Every entry needs to be reproduced exactly.

━━━━━━━━━━━━━━━━━━━━━━━━━━━━━━

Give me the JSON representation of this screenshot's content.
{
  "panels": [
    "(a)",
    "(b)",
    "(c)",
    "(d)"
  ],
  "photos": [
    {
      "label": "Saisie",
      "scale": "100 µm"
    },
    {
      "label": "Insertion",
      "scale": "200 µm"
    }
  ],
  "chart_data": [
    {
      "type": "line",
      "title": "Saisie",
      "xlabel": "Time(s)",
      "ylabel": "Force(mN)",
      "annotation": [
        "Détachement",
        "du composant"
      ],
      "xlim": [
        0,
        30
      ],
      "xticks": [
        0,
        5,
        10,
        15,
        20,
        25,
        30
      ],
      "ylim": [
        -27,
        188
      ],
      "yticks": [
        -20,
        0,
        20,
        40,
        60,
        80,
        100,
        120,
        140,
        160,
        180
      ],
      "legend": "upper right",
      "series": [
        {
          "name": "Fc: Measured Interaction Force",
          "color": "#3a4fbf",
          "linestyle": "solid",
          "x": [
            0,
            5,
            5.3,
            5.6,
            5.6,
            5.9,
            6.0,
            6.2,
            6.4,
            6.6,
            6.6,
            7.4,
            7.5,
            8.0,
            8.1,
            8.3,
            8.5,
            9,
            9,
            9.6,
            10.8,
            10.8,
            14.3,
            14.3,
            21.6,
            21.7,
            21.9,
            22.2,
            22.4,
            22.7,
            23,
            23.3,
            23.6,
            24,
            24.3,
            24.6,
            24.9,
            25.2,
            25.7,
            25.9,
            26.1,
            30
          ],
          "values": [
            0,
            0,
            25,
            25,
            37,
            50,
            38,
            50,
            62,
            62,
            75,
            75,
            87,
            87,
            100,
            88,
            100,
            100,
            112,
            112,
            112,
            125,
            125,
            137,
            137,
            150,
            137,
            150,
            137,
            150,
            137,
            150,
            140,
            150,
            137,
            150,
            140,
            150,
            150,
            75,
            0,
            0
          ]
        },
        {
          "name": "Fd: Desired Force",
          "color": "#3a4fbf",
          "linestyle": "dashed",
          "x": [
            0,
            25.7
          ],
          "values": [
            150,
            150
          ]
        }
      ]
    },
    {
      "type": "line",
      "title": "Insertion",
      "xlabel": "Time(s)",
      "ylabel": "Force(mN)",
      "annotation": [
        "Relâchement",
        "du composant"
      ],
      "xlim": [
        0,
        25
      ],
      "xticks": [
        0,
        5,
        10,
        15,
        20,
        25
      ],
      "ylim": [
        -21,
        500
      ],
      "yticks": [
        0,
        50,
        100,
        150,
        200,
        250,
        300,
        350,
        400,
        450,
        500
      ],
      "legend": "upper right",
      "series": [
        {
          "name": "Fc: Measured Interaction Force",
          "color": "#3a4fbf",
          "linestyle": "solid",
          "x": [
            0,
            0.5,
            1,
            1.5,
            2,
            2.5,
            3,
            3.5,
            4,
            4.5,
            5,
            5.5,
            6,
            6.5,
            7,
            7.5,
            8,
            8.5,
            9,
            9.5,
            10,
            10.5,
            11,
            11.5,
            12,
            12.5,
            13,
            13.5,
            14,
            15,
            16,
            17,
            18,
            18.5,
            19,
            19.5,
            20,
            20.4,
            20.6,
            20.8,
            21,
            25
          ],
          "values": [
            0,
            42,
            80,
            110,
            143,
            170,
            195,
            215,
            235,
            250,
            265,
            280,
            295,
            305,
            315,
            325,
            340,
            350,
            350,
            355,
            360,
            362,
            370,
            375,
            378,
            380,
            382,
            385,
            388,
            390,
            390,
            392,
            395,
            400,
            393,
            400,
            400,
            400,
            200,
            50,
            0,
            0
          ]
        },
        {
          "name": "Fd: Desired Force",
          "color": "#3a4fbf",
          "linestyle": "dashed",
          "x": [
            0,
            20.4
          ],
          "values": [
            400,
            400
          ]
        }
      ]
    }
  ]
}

━━━━━━━━━━━━━━━━━━━━━━━━━━━━━━

*EXERCISE RESULT*
Give me the JSON representation of this screenshot's content.
{
  "panels": [
    "(a)",
    "(b)",
    "(c)",
    "(d)"
  ],
  "photos": [
    {
      "label": "Saisie",
      "scale": "100 µm"
    },
    {
      "label": "Insertion",
      "scale": "200 µm"
    }
  ],
  "chart_data": [
    {
      "type": "line",
      "title": "Saisie",
      "xlabel": "Time(s)",
      "ylabel": "Force(mN)",
      "annotation": [
        "Détachement",
        "du composant"
      ],
      "xlim": [
        0,
        30
      ],
      "xticks": [
        0,
        5,
        10,
        15,
        20,
        25,
        30
      ],
      "ylim": [
        -27,
        188
      ],
      "yticks": [
        -20,
        0,
        20,
        40,
        60,
        80,
        100,
        120,
        140,
        160,
        180
      ],
      "legend": "upper right",
      "series": [
        {
          "name": "Fc: Measured Interaction Force",
          "color": "#3a4fbf",
          "linestyle": "solid",
          "x": [
            0,
            5,
            5.3,
            5.6,
            5.6,
            5.9,
            6.0,
            6.2,
            6.4,
            6.6,
            6.6,
            7.4,
            7.5,
            8.0,
            8.1,
            8.3,
            8.5,
            9,
            9,
            9.6,
            10.8,
            10.8,
            14.3,
            14.3,
            21.6,
            21.7,
            21.9,
            22.2,
            22.4,
            22.7,
            23,
            23.3,
            23.6,
            24,
            24.3,
            24.6,
            24.9,
            25.2,
            25.7,
            25.9,
            26.1,
            30
          ],
          "values": [
            0,
            0,
            25,
            25,
            37,
            50,
            38,
            50,
            62,
            62,
            75,
            75,
            87,
            87,
            100,
            88,
            100,
            100,
            112,
            112,
            112,
            125,
            125,
            137,
            137,
            150,
            137,
            150,
            137,
            150,
            137,
            150,
            140,
            150,
            137,
            150,
            140,
            150,
            150,
            75,
            0,
            0
          ]
        },
        {
          "name": "Fd: Desired Force",
          "color": "#3a4fbf",
          "linestyle": "dashed",
          "x": [
            0,
            25.7
          ],
          "values": [
            150,
            150
          ]
        }
      ]
    },
    {
      "type": "line",
      "title": "Insertion",
      "xlabel": "Time(s)",
      "ylabel": "Force(mN)",
      "annotation": [
        "Relâchement",
        "du composant"
      ],
      "xlim": [
        0,
        25
      ],
      "xticks": [
        0,
        5,
        10,
        15,
        20,
        25
      ],
      "ylim": [
        -21,
        500
      ],
      "yticks": [
        0,
        50,
        100,
        150,
        200,
        250,
        300,
        350,
        400,
        450,
        500
      ],
      "legend": "upper right",
      "series": [
        {
          "name": "Fc: Measured Interaction Force",
          "color": "#3a4fbf",
          "linestyle": "solid",
          "x": [
            0,
            0.5,
            1,
            1.5,
            2,
            2.5,
            3,
            3.5,
            4,
            4.5,
            5,
            5.5,
            6,
            6.5,
            7,
            7.5,
            8,
            8.5,
            9,
            9.5,
            10,
            10.5,
            11,
            11.5,
            12,
            12.5,
            13,
            13.5,
            14,
            15,
            16,
            17,
            18,
            18.5,
            19,
            19.5,
            20,
            20.4,
            20.6,
            20.8,
            21,
            25
          ],
          "values": [
            0,
            42,
            80,
            110,
            143,
            170,
            195,
            215,
            235,
            250,
            265,
            280,
            295,
            305,
            315,
            325,
            340,
            350,
            350,
            355,
            360,
            362,
            370,
            375,
            378,
            380,
            382,
            385,
            388,
            390,
            390,
            392,
            395,
            400,
            393,
            400,
            400,
            400,
            200,
            50,
            0,
            0
          ]
        },
        {
          "name": "Fd: Desired Force",
          "color": "#3a4fbf",
          "linestyle": "dashed",
          "x": [
            0,
            20.4
          ],
          "values": [
            400,
            400
          ]
        }
      ]
    }
  ]
}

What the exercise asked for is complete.